- _Goal_:
Write out all lines holding the word "comment".

- _Records provided_:
====
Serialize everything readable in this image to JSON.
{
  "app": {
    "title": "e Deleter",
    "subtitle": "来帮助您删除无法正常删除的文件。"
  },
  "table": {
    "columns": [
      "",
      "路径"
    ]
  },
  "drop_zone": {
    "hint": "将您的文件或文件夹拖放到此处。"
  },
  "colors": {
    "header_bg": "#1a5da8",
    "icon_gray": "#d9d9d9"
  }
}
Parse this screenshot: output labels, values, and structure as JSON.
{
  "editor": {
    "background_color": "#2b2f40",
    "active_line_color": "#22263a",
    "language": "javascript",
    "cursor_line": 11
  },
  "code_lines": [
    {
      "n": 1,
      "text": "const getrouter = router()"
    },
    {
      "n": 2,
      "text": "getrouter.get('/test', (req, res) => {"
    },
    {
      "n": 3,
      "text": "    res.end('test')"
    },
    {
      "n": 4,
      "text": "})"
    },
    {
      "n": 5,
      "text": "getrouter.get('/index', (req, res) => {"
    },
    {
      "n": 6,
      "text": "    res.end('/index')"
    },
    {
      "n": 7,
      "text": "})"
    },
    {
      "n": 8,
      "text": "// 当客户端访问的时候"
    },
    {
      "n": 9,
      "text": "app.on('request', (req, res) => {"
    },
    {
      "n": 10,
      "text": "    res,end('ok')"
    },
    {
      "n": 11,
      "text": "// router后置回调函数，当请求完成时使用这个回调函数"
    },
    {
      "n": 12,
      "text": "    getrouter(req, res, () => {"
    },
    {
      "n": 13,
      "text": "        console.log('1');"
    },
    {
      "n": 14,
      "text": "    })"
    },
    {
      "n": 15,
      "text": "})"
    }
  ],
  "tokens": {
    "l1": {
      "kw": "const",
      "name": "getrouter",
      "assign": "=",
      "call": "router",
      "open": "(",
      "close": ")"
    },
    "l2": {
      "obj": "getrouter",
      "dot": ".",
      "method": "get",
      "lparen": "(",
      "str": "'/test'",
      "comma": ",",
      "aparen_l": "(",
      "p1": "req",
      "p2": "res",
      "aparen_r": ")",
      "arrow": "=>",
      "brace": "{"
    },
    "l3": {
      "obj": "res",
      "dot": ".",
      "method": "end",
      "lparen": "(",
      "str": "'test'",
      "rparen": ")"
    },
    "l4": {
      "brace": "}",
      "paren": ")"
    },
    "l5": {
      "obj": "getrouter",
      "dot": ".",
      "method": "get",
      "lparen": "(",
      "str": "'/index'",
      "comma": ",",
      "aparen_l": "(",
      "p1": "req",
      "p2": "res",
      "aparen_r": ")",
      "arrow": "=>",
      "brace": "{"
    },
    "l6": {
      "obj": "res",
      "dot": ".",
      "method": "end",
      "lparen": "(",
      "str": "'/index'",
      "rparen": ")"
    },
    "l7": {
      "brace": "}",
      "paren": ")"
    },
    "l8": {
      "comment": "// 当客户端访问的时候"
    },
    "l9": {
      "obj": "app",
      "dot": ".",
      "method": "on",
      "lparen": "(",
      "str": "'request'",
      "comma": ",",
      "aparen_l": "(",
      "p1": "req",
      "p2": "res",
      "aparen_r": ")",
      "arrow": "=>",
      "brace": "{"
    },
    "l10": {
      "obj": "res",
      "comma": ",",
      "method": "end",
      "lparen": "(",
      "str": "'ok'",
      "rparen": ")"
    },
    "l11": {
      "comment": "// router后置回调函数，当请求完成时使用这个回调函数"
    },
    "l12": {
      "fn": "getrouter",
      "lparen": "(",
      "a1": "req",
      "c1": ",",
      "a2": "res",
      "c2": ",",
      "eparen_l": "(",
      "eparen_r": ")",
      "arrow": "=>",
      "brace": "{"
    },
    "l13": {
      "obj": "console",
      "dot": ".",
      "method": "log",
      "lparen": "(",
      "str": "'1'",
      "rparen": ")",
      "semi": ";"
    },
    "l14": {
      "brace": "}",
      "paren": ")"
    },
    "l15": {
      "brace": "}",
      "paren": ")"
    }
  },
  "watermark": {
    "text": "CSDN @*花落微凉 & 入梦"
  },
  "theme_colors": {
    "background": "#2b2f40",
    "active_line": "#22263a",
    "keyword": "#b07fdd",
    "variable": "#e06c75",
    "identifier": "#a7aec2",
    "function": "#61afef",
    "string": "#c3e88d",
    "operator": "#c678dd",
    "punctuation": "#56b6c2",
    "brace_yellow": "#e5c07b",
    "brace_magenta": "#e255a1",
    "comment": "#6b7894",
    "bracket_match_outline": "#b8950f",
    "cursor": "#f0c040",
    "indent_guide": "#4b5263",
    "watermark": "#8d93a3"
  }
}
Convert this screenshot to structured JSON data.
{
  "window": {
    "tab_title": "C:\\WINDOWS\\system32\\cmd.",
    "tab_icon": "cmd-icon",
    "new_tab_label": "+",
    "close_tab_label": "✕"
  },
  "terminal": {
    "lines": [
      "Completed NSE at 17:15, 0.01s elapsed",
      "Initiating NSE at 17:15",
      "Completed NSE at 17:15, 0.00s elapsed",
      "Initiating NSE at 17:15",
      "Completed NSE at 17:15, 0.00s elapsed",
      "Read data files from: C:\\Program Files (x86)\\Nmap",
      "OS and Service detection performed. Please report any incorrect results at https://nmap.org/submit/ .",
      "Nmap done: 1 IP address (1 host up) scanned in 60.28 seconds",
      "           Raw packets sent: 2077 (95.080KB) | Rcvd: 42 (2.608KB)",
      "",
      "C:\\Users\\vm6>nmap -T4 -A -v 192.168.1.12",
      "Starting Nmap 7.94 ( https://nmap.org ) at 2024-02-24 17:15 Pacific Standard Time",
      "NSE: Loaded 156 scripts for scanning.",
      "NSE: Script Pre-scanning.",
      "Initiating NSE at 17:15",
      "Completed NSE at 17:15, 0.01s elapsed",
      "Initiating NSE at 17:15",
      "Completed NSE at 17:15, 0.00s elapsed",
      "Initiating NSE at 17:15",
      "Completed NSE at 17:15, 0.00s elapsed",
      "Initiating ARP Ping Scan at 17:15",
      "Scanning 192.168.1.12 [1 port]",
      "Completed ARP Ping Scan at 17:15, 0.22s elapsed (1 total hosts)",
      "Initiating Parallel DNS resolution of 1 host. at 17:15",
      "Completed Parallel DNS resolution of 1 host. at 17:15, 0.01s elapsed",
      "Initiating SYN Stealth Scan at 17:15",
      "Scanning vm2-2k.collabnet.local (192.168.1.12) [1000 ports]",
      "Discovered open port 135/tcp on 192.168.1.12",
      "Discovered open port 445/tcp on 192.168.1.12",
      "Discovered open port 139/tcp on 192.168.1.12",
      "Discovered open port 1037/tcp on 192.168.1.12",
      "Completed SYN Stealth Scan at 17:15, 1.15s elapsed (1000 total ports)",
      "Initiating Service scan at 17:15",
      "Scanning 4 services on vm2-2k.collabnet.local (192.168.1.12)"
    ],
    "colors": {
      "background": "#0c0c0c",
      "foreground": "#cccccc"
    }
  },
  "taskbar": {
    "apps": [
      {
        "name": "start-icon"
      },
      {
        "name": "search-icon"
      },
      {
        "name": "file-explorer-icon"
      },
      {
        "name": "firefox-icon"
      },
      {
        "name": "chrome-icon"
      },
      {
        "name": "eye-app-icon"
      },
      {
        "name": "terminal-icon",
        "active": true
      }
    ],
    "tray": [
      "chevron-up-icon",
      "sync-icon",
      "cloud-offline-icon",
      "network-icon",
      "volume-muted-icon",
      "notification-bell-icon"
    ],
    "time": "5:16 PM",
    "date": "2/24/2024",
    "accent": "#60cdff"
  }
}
====
- _Answer_:
      "comment": "// 当客户端访问的时候"
      "comment": "// router后置回调函数，当请求完成时使用这个回调函数"
    "comment": "#6b7894",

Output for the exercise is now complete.